Restate every line of the material, word for word.
-- Start of RECORDS SHOWN --
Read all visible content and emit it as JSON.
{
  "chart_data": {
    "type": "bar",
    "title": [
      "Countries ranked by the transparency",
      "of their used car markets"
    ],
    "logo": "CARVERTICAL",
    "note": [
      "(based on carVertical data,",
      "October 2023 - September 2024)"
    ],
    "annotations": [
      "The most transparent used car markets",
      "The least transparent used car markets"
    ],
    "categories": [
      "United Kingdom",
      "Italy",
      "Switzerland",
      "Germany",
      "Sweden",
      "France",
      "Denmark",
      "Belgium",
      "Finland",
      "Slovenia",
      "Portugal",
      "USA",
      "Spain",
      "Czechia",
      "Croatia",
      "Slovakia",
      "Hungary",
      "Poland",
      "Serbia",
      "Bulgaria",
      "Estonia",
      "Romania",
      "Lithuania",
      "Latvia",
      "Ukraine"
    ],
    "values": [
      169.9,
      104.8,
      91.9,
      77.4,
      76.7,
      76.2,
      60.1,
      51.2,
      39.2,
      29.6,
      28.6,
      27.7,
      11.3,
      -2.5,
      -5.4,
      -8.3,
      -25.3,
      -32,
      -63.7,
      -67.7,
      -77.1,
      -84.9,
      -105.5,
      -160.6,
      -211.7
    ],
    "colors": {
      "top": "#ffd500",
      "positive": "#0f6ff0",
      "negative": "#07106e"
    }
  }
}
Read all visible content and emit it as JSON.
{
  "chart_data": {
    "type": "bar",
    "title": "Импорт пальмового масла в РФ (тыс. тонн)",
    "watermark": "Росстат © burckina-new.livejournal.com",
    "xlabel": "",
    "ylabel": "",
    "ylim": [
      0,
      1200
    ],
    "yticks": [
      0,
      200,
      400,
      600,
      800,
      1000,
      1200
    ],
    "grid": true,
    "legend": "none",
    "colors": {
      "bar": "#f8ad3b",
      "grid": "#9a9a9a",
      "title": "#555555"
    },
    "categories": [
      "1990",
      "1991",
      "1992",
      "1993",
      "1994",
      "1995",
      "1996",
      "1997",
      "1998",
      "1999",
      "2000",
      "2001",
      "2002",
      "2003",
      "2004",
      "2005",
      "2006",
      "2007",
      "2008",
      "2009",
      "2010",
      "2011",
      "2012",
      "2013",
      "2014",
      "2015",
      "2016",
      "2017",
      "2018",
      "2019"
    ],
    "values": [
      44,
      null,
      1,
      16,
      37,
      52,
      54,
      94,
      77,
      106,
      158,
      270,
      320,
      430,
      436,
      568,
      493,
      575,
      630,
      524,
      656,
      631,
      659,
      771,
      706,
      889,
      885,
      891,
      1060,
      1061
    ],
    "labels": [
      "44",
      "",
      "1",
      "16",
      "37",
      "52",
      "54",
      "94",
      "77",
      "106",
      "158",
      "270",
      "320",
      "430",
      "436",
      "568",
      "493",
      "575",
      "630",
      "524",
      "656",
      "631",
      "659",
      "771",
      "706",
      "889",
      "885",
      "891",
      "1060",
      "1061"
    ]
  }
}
-- End of RECORDS SHOWN --
* ANSWER FOR THE TASK:
Read all visible content and emit it as JSON.
{
  "chart_data": {
    "type": "bar",
    "title": [
      "Countries ranked by the transparency",
      "of their used car markets"
    ],
    "logo": "CARVERTICAL",
    "note": [
      "(based on carVertical data,",
      "October 2023 - September 2024)"
    ],
    "annotations": [
      "The most transparent used car markets",
      "The least transparent used car markets"
    ],
    "categories": [
      "United Kingdom",
      "Italy",
      "Switzerland",
      "Germany",
      "Sweden",
      "France",
      "Denmark",
      "Belgium",
      "Finland",
      "Slovenia",
      "Portugal",
      "USA",
      "Spain",
      "Czechia",
      "Croatia",
      "Slovakia",
      "Hungary",
      "Poland",
      "Serbia",
      "Bulgaria",
      "Estonia",
      "Romania",
      "Lithuania",
      "Latvia",
      "Ukraine"
    ],
    "values": [
      169.9,
      104.8,
      91.9,
      77.4,
      76.7,
      76.2,
      60.1,
      51.2,
      39.2,
      29.6,
      28.6,
      27.7,
      11.3,
      -2.5,
      -5.4,
      -8.3,
      -25.3,
      -32,
      -63.7,
      -67.7,
      -77.1,
      -84.9,
      -105.5,
      -160.6,
      -211.7
    ],
    "colors": {
      "top": "#ffd500",
      "positive": "#0f6ff0",
      "negative": "#07106e"
    }
  }
}
Read all visible content and emit it as JSON.
{
  "chart_data": {
    "type": "bar",
    "title": "Импорт пальмового масла в РФ (тыс. тонн)",
    "watermark": "Росстат © burckina-new.livejournal.com",
    "xlabel": "",
    "ylabel": "",
    "ylim": [
      0,
      1200
    ],
    "yticks": [
      0,
      200,
      400,
      600,
      800,
      1000,
      1200
    ],
    "grid": true,
    "legend": "none",
    "colors": {
      "bar": "#f8ad3b",
      "grid": "#9a9a9a",
      "title": "#555555"
    },
    "categories": [
      "1990",
      "1991",
      "1992",
      "1993",
      "1994",
      "1995",
      "1996",
      "1997",
      "1998",
      "1999",
      "2000",
      "2001",
      "2002",
      "2003",
      "2004",
      "2005",
      "2006",
      "2007",
      "2008",
      "2009",
      "2010",
      "2011",
      "2012",
      "2013",
      "2014",
      "2015",
      "2016",
      "2017",
      "2018",
      "2019"
    ],
    "values": [
      44,
      null,
      1,
      16,
      37,
      52,
      54,
      94,
      77,
      106,
      158,
      270,
      320,
      430,
      436,
      568,
      493,
      575,
      630,
      524,
      656,
      631,
      659,
      771,
      706,
      889,
      885,
      891,
      1060,
      1061
    ],
    "labels": [
      "44",
      "",
      "1",
      "16",
      "37",
      "52",
      "54",
      "94",
      "77",
      "106",
      "158",
      "270",
      "320",
      "430",
      "436",
      "568",
      "493",
      "575",
      "630",
      "524",
      "656",
      "631",
      "659",
      "771",
      "706",
      "889",
      "885",
      "891",
      "1060",
      "1061"
    ]
  }
}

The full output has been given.